What you have to do:
Exactly reproduce each line of the listing that follows.

[Items listed in a dataset]
===

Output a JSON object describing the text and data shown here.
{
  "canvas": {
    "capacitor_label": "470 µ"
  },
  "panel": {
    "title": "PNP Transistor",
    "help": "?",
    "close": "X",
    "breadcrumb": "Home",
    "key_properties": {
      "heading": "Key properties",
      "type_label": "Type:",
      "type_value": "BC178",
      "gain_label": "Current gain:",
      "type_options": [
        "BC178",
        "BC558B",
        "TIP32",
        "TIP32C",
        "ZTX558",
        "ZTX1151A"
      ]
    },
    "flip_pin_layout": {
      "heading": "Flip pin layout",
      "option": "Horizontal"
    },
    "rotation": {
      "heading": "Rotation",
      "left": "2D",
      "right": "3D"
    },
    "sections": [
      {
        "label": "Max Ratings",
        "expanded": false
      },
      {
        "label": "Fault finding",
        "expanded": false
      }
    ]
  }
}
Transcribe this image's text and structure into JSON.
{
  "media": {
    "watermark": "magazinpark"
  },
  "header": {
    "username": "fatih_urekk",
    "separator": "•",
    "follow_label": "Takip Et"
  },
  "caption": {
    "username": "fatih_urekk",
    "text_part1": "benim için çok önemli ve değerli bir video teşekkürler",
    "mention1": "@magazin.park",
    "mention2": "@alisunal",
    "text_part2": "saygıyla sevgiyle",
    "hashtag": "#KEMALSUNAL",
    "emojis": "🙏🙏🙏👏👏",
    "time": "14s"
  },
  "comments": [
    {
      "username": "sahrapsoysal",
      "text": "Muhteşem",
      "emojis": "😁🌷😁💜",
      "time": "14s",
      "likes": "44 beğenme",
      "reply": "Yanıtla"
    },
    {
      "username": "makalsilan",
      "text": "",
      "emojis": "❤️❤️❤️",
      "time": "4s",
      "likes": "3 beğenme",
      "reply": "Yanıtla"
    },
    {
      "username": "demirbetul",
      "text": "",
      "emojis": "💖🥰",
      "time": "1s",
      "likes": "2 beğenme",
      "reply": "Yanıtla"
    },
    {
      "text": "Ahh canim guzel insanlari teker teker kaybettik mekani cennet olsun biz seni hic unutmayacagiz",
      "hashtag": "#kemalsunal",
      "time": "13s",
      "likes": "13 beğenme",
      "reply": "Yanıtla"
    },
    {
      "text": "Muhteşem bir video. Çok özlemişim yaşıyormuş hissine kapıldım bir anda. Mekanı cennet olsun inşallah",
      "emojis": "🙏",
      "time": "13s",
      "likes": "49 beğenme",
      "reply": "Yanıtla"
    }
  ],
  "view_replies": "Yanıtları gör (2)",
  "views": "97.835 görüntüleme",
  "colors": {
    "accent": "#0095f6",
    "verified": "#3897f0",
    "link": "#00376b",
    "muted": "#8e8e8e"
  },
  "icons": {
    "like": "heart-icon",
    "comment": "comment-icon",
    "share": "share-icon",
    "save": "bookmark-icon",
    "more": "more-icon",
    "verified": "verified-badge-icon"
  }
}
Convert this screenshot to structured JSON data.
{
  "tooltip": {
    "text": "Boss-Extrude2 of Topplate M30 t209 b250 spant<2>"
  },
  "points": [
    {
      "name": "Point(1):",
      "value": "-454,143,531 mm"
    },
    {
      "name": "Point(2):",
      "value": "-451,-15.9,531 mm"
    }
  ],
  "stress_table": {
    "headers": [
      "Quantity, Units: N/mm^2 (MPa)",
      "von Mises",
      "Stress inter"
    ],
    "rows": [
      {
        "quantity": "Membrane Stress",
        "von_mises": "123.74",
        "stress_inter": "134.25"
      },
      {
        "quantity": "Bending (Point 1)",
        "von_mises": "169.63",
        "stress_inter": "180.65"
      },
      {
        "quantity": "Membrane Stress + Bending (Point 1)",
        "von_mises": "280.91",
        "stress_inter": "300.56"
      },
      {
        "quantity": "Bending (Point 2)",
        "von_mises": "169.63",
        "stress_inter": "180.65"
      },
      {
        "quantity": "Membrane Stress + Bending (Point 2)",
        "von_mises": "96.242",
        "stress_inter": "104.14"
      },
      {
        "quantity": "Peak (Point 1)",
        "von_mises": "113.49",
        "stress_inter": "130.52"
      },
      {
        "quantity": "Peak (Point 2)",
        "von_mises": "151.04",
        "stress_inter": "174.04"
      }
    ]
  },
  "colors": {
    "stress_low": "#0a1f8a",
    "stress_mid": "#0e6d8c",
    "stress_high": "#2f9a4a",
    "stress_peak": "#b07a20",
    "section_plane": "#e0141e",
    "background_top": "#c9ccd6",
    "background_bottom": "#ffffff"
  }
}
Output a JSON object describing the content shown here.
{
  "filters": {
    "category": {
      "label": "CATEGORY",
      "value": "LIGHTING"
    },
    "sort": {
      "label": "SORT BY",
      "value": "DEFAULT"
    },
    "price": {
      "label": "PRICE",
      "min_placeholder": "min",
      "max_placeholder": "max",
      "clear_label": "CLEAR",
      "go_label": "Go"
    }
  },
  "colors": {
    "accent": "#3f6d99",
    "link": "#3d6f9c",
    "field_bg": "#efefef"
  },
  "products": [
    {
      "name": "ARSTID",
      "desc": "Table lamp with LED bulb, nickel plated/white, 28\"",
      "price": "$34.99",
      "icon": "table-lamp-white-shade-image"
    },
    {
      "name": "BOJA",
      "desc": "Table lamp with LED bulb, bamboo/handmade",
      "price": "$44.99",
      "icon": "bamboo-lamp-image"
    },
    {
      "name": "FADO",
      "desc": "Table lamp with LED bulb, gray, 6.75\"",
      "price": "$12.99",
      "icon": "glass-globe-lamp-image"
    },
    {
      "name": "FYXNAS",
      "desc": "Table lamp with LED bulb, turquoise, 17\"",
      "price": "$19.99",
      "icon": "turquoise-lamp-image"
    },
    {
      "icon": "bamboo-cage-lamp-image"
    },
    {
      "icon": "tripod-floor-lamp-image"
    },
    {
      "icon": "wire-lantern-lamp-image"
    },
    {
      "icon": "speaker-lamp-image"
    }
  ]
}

===

Answer to this problem:
Output a JSON object describing the text and data shown here.
{
  "canvas": {
    "capacitor_label": "470 µ"
  },
  "panel": {
    "title": "PNP Transistor",
    "help": "?",
    "close": "X",
    "breadcrumb": "Home",
    "key_properties": {
      "heading": "Key properties",
      "type_label": "Type:",
      "type_value": "BC178",
      "gain_label": "Current gain:",
      "type_options": [
        "BC178",
        "BC558B",
        "TIP32",
        "TIP32C",
        "ZTX558",
        "ZTX1151A"
      ]
    },
    "flip_pin_layout": {
      "heading": "Flip pin layout",
      "option": "Horizontal"
    },
    "rotation": {
      "heading": "Rotation",
      "left": "2D",
      "right": "3D"
    },
    "sections": [
      {
        "label": "Max Ratings",
        "expanded": false
      },
      {
        "label": "Fault finding",
        "expanded": false
      }
    ]
  }
}
Transcribe this image's text and structure into JSON.
{
  "media": {
    "watermark": "magazinpark"
  },
  "header": {
    "username": "fatih_urekk",
    "separator": "•",
    "follow_label": "Takip Et"
  },
  "caption": {
    "username": "fatih_urekk",
    "text_part1": "benim için çok önemli ve değerli bir video teşekkürler",
    "mention1": "@magazin.park",
    "mention2": "@alisunal",
    "text_part2": "saygıyla sevgiyle",
    "hashtag": "#KEMALSUNAL",
    "emojis": "🙏🙏🙏👏👏",
    "time": "14s"
  },
  "comments": [
    {
      "username": "sahrapsoysal",
      "text": "Muhteşem",
      "emojis": "😁🌷😁💜",
      "time": "14s",
      "likes": "44 beğenme",
      "reply": "Yanıtla"
    },
    {
      "username": "makalsilan",
      "text": "",
      "emojis": "❤️❤️❤️",
      "time": "4s",
      "likes": "3 beğenme",
      "reply": "Yanıtla"
    },
    {
      "username": "demirbetul",
      "text": "",
      "emojis": "💖🥰",
      "time": "1s",
      "likes": "2 beğenme",
      "reply": "Yanıtla"
    },
    {
      "text": "Ahh canim guzel insanlari teker teker kaybettik mekani cennet olsun biz seni hic unutmayacagiz",
      "hashtag": "#kemalsunal",
      "time": "13s",
      "likes": "13 beğenme",
      "reply": "Yanıtla"
    },
    {
      "text": "Muhteşem bir video. Çok özlemişim yaşıyormuş hissine kapıldım bir anda. Mekanı cennet olsun inşallah",
      "emojis": "🙏",
      "time": "13s",
      "likes": "49 beğenme",
      "reply": "Yanıtla"
    }
  ],
  "view_replies": "Yanıtları gör (2)",
  "views": "97.835 görüntüleme",
  "colors": {
    "accent": "#0095f6",
    "verified": "#3897f0",
    "link": "#00376b",
    "muted": "#8e8e8e"
  },
  "icons": {
    "like": "heart-icon",
    "comment": "comment-icon",
    "share": "share-icon",
    "save": "bookmark-icon",
    "more": "more-icon",
    "verified": "verified-badge-icon"
  }
}
Convert this screenshot to structured JSON data.
{
  "tooltip": {
    "text": "Boss-Extrude2 of Topplate M30 t209 b250 spant<2>"
  },
  "points": [
    {
      "name": "Point(1):",
      "value": "-454,143,531 mm"
    },
    {
      "name": "Point(2):",
      "value": "-451,-15.9,531 mm"
    }
  ],
  "stress_table": {
    "headers": [
      "Quantity, Units: N/mm^2 (MPa)",
      "von Mises",
      "Stress inter"
    ],
    "rows": [
      {
        "quantity": "Membrane Stress",
        "von_mises": "123.74",
        "stress_inter": "134.25"
      },
      {
        "quantity": "Bending (Point 1)",
        "von_mises": "169.63",
        "stress_inter": "180.65"
      },
      {
        "quantity": "Membrane Stress + Bending (Point 1)",
        "von_mises": "280.91",
        "stress_inter": "300.56"
      },
      {
        "quantity": "Bending (Point 2)",
        "von_mises": "169.63",
        "stress_inter": "180.65"
      },
      {
        "quantity": "Membrane Stress + Bending (Point 2)",
        "von_mises": "96.242",
        "stress_inter": "104.14"
      },
      {
        "quantity": "Peak (Point 1)",
        "von_mises": "113.49",
        "stress_inter": "130.52"
      },
      {
        "quantity": "Peak (Point 2)",
        "von_mises": "151.04",
        "stress_inter": "174.04"
      }
    ]
  },
  "colors": {
    "stress_low": "#0a1f8a",
    "stress_mid": "#0e6d8c",
    "stress_high": "#2f9a4a",
    "stress_peak": "#b07a20",
    "section_plane": "#e0141e",
    "background_top": "#c9ccd6",
    "background_bottom": "#ffffff"
  }
}
Output a JSON object describing the content shown here.
{
  "filters": {
    "category": {
      "label": "CATEGORY",
      "value": "LIGHTING"
    },
    "sort": {
      "label": "SORT BY",
      "value": "DEFAULT"
    },
    "price": {
      "label": "PRICE",
      "min_placeholder": "min",
      "max_placeholder": "max",
      "clear_label": "CLEAR",
      "go_label": "Go"
    }
  },
  "colors": {
    "accent": "#3f6d99",
    "link": "#3d6f9c",
    "field_bg": "#efefef"
  },
  "products": [
    {
      "name": "ARSTID",
      "desc": "Table lamp with LED bulb, nickel plated/white, 28\"",
      "price": "$34.99",
      "icon": "table-lamp-white-shade-image"
    },
    {
      "name": "BOJA",
      "desc": "Table lamp with LED bulb, bamboo/handmade",
      "price": "$44.99",
      "icon": "bamboo-lamp-image"
    },
    {
      "name": "FADO",
      "desc": "Table lamp with LED bulb, gray, 6.75\"",
      "price": "$12.99",
      "icon": "glass-globe-lamp-image"
    },
    {
      "name": "FYXNAS",
      "desc": "Table lamp with LED bulb, turquoise, 17\"",
      "price": "$19.99",
      "icon": "turquoise-lamp-image"
    },
    {
      "icon": "bamboo-cage-lamp-image"
    },
    {
      "icon": "tripod-floor-lamp-image"
    },
    {
      "icon": "wire-lantern-lamp-image"
    },
    {
      "icon": "speaker-lamp-image"
    }
  ]
}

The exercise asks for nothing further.